(Dataset excerpt)
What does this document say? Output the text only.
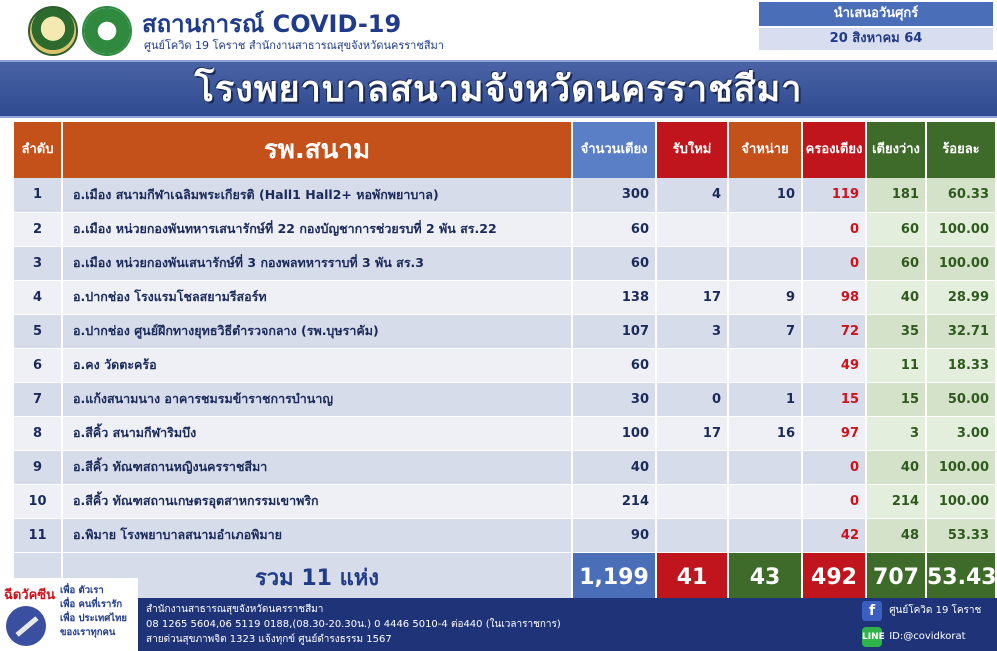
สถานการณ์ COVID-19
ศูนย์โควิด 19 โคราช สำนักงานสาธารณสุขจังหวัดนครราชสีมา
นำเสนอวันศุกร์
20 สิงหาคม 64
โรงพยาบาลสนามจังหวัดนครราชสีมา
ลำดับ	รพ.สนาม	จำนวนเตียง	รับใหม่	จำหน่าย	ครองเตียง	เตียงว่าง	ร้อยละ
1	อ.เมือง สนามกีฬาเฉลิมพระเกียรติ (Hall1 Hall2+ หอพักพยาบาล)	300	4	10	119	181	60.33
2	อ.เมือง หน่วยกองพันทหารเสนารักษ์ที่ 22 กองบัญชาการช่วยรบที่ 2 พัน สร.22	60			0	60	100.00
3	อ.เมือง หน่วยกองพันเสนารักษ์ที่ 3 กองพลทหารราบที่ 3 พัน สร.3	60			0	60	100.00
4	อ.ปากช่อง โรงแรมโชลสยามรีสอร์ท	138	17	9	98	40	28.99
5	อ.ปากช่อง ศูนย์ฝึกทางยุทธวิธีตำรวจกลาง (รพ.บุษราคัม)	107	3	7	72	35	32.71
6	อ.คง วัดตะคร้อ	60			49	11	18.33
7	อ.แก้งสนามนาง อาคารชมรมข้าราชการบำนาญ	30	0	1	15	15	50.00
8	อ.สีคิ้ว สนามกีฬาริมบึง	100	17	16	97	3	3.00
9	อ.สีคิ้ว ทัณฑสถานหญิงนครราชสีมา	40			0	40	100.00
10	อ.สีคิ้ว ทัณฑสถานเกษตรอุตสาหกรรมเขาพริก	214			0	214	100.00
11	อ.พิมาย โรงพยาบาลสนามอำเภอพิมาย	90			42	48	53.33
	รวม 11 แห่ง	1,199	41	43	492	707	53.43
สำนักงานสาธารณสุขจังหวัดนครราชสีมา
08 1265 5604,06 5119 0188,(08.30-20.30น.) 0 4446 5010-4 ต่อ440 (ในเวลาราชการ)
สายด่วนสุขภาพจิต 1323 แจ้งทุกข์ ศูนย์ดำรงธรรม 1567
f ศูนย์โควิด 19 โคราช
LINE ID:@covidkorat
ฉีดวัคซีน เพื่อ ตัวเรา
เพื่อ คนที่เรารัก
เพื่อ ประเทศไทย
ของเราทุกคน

==

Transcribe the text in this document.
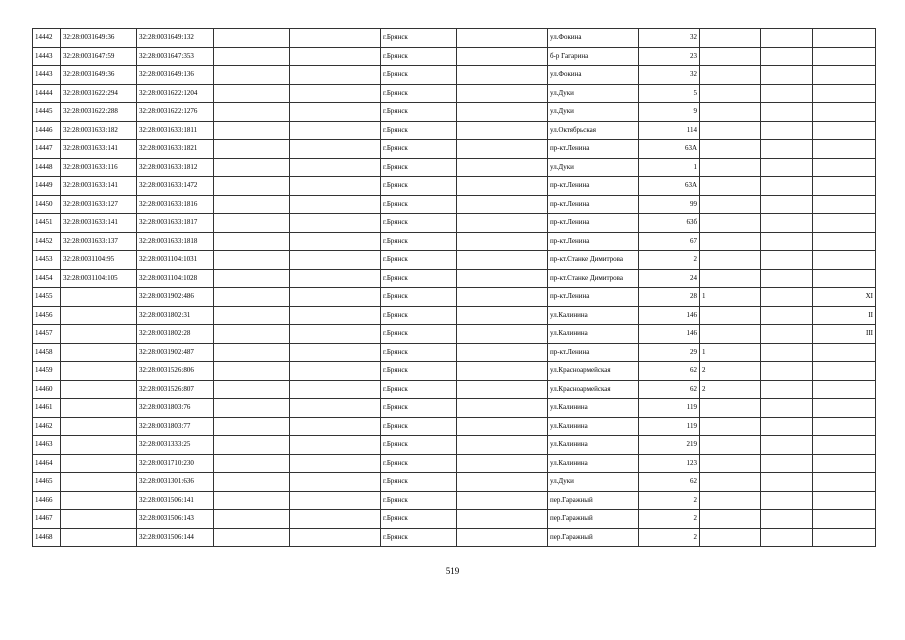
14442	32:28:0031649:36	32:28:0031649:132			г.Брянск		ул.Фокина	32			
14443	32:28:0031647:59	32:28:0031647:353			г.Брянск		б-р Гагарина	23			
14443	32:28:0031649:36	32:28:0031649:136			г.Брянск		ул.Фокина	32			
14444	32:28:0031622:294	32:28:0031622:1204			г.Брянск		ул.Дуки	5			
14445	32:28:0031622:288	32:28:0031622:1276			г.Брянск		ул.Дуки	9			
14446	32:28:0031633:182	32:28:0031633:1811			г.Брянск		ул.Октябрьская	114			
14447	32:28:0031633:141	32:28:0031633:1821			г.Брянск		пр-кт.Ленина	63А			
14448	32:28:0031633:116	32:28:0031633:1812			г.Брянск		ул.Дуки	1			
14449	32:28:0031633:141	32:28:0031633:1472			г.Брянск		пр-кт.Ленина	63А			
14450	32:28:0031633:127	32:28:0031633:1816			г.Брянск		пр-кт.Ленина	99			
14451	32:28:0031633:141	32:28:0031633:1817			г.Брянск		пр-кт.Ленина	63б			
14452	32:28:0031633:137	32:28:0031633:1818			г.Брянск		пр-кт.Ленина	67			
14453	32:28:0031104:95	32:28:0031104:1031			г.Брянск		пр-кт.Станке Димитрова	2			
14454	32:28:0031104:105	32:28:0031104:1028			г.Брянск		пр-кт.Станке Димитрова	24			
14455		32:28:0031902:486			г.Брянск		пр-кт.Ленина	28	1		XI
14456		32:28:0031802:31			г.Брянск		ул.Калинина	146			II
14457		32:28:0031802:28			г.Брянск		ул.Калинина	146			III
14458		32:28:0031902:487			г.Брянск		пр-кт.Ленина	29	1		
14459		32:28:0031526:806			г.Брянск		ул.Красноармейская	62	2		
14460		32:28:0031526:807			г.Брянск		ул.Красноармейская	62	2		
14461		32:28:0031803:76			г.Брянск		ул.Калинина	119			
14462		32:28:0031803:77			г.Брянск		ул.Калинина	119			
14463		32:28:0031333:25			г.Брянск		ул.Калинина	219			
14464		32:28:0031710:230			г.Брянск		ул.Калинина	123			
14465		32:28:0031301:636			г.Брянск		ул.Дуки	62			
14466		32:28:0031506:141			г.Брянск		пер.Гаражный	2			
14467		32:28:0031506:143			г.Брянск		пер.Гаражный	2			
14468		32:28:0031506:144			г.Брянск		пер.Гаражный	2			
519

### THE EXERCISE:
Extract each line from the entries above that contains the string "Димитрова".

### SOLUTION:
14453	32:28:0031104:95	32:28:0031104:1031			г.Брянск		пр-кт.Станке Димитрова	2			
14454	32:28:0031104:105	32:28:0031104:1028			г.Брянск		пр-кт.Станке Димитрова	24			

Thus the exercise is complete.